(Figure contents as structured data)
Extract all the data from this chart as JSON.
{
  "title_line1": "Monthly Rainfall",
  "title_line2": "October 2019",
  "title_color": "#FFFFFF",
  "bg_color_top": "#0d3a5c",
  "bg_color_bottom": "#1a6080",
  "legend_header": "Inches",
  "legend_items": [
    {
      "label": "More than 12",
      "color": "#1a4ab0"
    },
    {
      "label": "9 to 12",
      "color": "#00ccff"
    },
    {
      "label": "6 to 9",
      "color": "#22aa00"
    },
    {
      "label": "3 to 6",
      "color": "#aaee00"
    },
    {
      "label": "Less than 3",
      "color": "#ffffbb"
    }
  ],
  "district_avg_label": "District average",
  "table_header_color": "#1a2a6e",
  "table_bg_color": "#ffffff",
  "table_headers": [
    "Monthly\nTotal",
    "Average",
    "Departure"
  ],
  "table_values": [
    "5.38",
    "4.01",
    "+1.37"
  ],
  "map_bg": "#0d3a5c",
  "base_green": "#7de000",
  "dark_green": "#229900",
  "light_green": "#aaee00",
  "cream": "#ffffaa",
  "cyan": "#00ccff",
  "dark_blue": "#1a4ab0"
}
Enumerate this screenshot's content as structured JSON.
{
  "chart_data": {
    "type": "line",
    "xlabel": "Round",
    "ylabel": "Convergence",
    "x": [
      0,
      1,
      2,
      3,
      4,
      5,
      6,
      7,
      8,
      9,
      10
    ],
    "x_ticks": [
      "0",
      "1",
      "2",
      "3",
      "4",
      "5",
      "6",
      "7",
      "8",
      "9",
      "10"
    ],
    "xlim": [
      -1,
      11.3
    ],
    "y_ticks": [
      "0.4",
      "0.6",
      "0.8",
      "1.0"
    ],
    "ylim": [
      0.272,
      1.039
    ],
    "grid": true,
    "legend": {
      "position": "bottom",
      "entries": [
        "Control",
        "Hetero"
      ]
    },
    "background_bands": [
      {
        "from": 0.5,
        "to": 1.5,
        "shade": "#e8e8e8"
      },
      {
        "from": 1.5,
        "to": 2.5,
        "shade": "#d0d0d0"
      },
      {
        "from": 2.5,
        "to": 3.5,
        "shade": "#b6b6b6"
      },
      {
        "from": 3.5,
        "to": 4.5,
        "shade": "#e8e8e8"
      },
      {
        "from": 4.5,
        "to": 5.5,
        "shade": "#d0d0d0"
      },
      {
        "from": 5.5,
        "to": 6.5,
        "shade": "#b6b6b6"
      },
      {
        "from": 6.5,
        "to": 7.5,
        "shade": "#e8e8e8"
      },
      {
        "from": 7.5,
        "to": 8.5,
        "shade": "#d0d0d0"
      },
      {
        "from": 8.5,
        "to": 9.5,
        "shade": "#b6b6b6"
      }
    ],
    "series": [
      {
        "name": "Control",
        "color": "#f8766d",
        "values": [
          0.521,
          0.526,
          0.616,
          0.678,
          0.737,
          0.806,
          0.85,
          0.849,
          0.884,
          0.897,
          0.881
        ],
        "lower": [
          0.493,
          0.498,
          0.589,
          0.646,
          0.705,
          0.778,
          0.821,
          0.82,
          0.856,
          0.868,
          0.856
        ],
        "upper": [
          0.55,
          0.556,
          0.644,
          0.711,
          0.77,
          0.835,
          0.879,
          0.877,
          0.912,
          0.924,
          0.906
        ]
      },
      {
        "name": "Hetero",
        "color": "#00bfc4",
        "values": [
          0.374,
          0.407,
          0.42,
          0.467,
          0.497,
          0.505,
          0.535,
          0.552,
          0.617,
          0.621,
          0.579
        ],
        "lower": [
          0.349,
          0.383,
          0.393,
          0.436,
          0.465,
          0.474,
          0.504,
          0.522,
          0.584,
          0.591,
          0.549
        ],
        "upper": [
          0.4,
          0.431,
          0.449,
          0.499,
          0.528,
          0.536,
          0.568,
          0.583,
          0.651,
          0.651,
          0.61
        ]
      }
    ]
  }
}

WHAT TO DO
Repeat the material in full, exactly as it stands.

RESULT OF THE TASK
Extract all the data from this chart as JSON.
{
  "title_line1": "Monthly Rainfall",
  "title_line2": "October 2019",
  "title_color": "#FFFFFF",
  "bg_color_top": "#0d3a5c",
  "bg_color_bottom": "#1a6080",
  "legend_header": "Inches",
  "legend_items": [
    {
      "label": "More than 12",
      "color": "#1a4ab0"
    },
    {
      "label": "9 to 12",
      "color": "#00ccff"
    },
    {
      "label": "6 to 9",
      "color": "#22aa00"
    },
    {
      "label": "3 to 6",
      "color": "#aaee00"
    },
    {
      "label": "Less than 3",
      "color": "#ffffbb"
    }
  ],
  "district_avg_label": "District average",
  "table_header_color": "#1a2a6e",
  "table_bg_color": "#ffffff",
  "table_headers": [
    "Monthly\nTotal",
    "Average",
    "Departure"
  ],
  "table_values": [
    "5.38",
    "4.01",
    "+1.37"
  ],
  "map_bg": "#0d3a5c",
  "base_green": "#7de000",
  "dark_green": "#229900",
  "light_green": "#aaee00",
  "cream": "#ffffaa",
  "cyan": "#00ccff",
  "dark_blue": "#1a4ab0"
}
Enumerate this screenshot's content as structured JSON.
{
  "chart_data": {
    "type": "line",
    "xlabel": "Round",
    "ylabel": "Convergence",
    "x": [
      0,
      1,
      2,
      3,
      4,
      5,
      6,
      7,
      8,
      9,
      10
    ],
    "x_ticks": [
      "0",
      "1",
      "2",
      "3",
      "4",
      "5",
      "6",
      "7",
      "8",
      "9",
      "10"
    ],
    "xlim": [
      -1,
      11.3
    ],
    "y_ticks": [
      "0.4",
      "0.6",
      "0.8",
      "1.0"
    ],
    "ylim": [
      0.272,
      1.039
    ],
    "grid": true,
    "legend": {
      "position": "bottom",
      "entries": [
        "Control",
        "Hetero"
      ]
    },
    "background_bands": [
      {
        "from": 0.5,
        "to": 1.5,
        "shade": "#e8e8e8"
      },
      {
        "from": 1.5,
        "to": 2.5,
        "shade": "#d0d0d0"
      },
      {
        "from": 2.5,
        "to": 3.5,
        "shade": "#b6b6b6"
      },
      {
        "from": 3.5,
        "to": 4.5,
        "shade": "#e8e8e8"
      },
      {
        "from": 4.5,
        "to": 5.5,
        "shade": "#d0d0d0"
      },
      {
        "from": 5.5,
        "to": 6.5,
        "shade": "#b6b6b6"
      },
      {
        "from": 6.5,
        "to": 7.5,
        "shade": "#e8e8e8"
      },
      {
        "from": 7.5,
        "to": 8.5,
        "shade": "#d0d0d0"
      },
      {
        "from": 8.5,
        "to": 9.5,
        "shade": "#b6b6b6"
      }
    ],
    "series": [
      {
        "name": "Control",
        "color": "#f8766d",
        "values": [
          0.521,
          0.526,
          0.616,
          0.678,
          0.737,
          0.806,
          0.85,
          0.849,
          0.884,
          0.897,
          0.881
        ],
        "lower": [
          0.493,
          0.498,
          0.589,
          0.646,
          0.705,
          0.778,
          0.821,
          0.82,
          0.856,
          0.868,
          0.856
        ],
        "upper": [
          0.55,
          0.556,
          0.644,
          0.711,
          0.77,
          0.835,
          0.879,
          0.877,
          0.912,
          0.924,
          0.906
        ]
      },
      {
        "name": "Hetero",
        "color": "#00bfc4",
        "values": [
          0.374,
          0.407,
          0.42,
          0.467,
          0.497,
          0.505,
          0.535,
          0.552,
          0.617,
          0.621,
          0.579
        ],
        "lower": [
          0.349,
          0.383,
          0.393,
          0.436,
          0.465,
          0.474,
          0.504,
          0.522,
          0.584,
          0.591,
          0.549
        ],
        "upper": [
          0.4,
          0.431,
          0.449,
          0.499,
          0.528,
          0.536,
          0.568,
          0.583,
          0.651,
          0.651,
          0.61
        ]
      }
    ]
  }
}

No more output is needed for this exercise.